— START —

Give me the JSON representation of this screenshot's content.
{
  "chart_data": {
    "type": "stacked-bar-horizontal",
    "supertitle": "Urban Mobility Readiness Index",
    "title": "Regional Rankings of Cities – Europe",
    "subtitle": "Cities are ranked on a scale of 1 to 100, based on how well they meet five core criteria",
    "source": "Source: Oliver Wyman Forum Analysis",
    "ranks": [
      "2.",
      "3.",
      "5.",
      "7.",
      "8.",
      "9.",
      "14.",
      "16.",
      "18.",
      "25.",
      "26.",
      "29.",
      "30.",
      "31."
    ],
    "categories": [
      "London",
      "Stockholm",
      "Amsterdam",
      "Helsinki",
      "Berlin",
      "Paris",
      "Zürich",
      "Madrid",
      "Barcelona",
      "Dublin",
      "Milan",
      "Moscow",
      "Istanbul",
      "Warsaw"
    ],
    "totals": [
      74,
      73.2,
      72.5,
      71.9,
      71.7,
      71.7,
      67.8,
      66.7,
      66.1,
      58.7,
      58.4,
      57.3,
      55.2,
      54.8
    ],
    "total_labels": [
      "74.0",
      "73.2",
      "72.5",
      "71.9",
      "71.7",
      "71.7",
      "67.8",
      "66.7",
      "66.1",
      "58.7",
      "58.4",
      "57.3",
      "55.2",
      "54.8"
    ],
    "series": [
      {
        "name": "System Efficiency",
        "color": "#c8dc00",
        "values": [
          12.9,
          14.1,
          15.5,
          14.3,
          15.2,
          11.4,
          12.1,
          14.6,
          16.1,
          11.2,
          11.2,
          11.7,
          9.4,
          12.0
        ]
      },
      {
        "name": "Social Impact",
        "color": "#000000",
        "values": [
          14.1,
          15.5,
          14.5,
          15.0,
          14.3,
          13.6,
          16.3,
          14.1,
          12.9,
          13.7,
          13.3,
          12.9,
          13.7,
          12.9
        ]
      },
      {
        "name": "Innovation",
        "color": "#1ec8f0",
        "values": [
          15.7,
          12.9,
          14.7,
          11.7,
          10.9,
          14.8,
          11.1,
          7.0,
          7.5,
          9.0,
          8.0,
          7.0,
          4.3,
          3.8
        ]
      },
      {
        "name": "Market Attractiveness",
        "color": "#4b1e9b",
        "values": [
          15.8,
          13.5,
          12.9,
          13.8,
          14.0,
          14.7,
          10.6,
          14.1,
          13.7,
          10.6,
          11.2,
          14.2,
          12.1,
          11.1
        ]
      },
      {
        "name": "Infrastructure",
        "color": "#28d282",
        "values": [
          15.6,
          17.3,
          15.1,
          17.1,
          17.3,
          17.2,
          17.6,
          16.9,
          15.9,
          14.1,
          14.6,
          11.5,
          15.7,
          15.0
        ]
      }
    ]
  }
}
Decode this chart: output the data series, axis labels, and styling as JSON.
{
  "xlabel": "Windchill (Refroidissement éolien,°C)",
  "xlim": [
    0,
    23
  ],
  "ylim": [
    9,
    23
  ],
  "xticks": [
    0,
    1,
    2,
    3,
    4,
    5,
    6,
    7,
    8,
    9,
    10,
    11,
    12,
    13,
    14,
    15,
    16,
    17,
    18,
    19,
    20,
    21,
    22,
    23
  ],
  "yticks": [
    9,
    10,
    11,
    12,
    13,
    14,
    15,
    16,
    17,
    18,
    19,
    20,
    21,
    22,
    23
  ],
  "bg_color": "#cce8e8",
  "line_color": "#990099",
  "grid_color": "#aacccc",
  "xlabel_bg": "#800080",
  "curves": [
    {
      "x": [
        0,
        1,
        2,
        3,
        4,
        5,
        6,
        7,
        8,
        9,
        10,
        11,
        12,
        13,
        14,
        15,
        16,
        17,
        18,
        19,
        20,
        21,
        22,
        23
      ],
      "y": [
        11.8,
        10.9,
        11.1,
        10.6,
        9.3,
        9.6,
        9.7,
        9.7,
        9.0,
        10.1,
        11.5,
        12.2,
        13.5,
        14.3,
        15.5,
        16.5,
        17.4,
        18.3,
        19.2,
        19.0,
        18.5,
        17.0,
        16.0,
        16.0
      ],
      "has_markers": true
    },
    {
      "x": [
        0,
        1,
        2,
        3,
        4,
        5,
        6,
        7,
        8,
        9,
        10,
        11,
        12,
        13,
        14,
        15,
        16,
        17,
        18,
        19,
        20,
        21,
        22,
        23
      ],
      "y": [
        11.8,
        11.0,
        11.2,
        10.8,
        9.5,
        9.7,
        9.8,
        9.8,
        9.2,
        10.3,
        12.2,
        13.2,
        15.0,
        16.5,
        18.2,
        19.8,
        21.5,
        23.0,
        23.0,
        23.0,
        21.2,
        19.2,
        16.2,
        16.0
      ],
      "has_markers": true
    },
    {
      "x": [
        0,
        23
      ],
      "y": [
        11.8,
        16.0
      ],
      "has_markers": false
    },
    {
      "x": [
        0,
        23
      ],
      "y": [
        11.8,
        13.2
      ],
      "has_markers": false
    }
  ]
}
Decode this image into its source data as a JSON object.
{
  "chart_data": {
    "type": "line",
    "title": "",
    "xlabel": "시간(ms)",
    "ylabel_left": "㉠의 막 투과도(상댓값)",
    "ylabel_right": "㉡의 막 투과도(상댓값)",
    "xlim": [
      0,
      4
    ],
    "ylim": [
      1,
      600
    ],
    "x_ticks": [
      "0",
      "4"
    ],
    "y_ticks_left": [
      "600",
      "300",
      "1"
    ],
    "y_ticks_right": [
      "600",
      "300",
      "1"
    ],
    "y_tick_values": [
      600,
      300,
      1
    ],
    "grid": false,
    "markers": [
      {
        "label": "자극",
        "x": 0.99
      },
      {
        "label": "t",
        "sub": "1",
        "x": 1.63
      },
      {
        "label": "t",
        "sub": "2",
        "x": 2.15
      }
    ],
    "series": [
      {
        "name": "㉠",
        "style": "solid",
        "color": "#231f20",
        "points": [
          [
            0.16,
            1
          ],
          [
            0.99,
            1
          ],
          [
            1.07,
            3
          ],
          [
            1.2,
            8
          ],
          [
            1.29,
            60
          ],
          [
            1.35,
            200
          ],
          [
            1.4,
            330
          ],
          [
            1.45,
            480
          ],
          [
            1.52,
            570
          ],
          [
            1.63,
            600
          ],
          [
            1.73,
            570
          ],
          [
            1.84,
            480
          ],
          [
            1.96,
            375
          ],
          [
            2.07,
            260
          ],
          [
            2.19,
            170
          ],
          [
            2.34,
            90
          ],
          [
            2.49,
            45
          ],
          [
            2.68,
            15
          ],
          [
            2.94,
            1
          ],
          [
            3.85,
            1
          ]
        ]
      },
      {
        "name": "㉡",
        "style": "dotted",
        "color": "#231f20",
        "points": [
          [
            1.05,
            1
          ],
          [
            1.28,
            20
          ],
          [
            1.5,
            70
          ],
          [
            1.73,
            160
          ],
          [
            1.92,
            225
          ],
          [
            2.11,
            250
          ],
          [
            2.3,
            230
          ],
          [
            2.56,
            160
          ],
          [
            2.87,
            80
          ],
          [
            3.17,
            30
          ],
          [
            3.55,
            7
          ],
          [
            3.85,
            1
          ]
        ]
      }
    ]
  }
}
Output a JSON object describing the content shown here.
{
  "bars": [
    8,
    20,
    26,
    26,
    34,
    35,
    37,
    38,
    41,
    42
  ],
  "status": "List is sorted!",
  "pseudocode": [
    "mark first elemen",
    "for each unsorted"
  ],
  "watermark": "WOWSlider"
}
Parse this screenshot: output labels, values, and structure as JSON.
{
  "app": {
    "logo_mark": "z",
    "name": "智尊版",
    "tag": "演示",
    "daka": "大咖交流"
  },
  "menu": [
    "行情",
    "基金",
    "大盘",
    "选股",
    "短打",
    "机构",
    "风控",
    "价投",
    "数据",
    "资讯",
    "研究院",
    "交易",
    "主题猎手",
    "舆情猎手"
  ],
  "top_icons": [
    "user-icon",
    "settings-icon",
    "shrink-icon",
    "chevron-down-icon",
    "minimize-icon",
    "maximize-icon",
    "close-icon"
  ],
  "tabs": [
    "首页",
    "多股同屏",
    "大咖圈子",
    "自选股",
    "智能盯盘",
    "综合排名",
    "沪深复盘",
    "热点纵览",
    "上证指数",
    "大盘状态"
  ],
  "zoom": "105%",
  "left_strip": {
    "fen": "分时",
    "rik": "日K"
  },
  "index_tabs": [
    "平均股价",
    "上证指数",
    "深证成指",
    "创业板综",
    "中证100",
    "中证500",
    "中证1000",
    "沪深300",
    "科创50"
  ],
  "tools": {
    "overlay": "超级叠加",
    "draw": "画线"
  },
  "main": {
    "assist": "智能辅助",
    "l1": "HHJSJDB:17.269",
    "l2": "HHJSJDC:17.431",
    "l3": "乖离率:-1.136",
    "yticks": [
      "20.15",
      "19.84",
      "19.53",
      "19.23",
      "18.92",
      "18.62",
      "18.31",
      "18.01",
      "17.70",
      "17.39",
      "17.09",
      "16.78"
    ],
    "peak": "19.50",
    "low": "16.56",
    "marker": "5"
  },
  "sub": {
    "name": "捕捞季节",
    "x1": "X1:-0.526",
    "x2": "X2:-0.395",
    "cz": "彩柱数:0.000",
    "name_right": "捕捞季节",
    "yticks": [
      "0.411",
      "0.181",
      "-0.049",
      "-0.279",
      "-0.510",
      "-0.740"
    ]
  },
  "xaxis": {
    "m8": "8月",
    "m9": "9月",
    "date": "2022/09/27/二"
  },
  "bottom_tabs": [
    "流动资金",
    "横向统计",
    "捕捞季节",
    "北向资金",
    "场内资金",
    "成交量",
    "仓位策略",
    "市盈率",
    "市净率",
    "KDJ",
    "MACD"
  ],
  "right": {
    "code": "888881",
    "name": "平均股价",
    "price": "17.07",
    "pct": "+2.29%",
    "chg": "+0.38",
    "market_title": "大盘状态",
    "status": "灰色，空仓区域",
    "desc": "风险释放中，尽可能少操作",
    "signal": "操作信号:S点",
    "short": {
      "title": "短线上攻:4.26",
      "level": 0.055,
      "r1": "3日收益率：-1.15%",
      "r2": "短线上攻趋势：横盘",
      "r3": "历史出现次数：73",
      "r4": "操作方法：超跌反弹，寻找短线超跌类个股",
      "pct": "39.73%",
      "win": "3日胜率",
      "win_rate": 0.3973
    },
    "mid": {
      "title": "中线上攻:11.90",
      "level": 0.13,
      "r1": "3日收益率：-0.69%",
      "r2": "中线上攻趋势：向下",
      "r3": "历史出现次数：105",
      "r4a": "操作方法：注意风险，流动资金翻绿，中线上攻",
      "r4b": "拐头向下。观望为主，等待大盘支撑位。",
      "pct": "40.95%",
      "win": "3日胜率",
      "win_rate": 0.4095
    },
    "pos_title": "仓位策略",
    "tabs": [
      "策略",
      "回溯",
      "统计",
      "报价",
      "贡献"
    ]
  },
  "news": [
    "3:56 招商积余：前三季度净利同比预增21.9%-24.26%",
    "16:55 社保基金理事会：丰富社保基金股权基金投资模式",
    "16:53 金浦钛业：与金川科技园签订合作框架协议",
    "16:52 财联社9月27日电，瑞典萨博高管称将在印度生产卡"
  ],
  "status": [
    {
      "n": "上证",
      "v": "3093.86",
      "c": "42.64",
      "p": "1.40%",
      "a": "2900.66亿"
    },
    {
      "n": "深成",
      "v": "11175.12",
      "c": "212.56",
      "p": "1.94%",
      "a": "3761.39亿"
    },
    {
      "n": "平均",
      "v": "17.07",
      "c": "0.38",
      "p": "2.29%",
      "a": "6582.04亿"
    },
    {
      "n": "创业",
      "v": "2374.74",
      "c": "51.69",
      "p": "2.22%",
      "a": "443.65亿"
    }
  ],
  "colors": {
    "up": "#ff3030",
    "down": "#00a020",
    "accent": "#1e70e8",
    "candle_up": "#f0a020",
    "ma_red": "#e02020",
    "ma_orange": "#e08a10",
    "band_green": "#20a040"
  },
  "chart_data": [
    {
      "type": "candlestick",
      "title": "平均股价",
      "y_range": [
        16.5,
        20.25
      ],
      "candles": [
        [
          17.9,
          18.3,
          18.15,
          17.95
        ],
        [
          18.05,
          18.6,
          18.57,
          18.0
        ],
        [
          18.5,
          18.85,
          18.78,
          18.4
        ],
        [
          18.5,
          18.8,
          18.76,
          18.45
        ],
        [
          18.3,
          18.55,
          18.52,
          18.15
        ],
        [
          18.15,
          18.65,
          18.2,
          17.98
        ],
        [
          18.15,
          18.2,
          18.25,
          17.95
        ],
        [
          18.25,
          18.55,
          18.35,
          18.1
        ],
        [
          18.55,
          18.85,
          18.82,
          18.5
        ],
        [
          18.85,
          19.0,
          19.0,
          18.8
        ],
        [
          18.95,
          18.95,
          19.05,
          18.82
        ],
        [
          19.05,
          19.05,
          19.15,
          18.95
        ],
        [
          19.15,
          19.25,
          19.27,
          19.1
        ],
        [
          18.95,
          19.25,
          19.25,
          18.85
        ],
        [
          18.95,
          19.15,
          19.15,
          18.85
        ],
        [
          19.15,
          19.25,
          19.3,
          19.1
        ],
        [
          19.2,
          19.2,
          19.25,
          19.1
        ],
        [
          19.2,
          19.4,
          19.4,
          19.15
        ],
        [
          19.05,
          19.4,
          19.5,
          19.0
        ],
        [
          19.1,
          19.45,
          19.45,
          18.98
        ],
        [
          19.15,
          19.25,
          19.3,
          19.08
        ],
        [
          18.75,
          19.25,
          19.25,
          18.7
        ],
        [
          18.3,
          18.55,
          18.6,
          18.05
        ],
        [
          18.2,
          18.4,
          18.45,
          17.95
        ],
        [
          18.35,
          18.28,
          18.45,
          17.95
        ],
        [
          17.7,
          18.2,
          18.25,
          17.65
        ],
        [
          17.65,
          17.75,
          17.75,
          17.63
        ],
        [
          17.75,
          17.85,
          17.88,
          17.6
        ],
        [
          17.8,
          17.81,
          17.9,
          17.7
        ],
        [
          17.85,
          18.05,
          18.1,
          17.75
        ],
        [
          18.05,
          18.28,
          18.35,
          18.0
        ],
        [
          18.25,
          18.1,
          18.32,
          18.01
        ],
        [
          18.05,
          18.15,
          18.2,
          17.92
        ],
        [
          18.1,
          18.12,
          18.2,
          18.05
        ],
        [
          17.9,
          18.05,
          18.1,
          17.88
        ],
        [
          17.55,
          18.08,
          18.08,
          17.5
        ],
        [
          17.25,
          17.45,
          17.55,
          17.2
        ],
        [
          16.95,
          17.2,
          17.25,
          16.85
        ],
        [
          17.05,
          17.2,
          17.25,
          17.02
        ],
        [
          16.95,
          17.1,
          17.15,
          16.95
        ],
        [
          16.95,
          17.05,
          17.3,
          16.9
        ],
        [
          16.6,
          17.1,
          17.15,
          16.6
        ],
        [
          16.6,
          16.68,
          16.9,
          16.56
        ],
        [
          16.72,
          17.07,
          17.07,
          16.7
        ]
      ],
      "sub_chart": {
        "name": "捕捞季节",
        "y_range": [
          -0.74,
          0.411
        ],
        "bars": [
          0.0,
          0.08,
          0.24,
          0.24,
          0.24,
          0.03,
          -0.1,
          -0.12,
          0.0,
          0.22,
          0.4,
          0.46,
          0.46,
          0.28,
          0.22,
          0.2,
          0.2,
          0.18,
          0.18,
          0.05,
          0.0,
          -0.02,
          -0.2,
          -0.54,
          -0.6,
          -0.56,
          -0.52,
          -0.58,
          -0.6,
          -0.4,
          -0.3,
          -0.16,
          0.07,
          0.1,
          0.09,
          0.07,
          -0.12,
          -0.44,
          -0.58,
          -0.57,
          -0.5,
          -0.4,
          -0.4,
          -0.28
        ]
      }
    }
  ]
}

— END —

List all lines where "source" occurs.

## Exercise response
    "source": "Source: Oliver Wyman Forum Analysis",
Decode this image into its source data as a JSON object.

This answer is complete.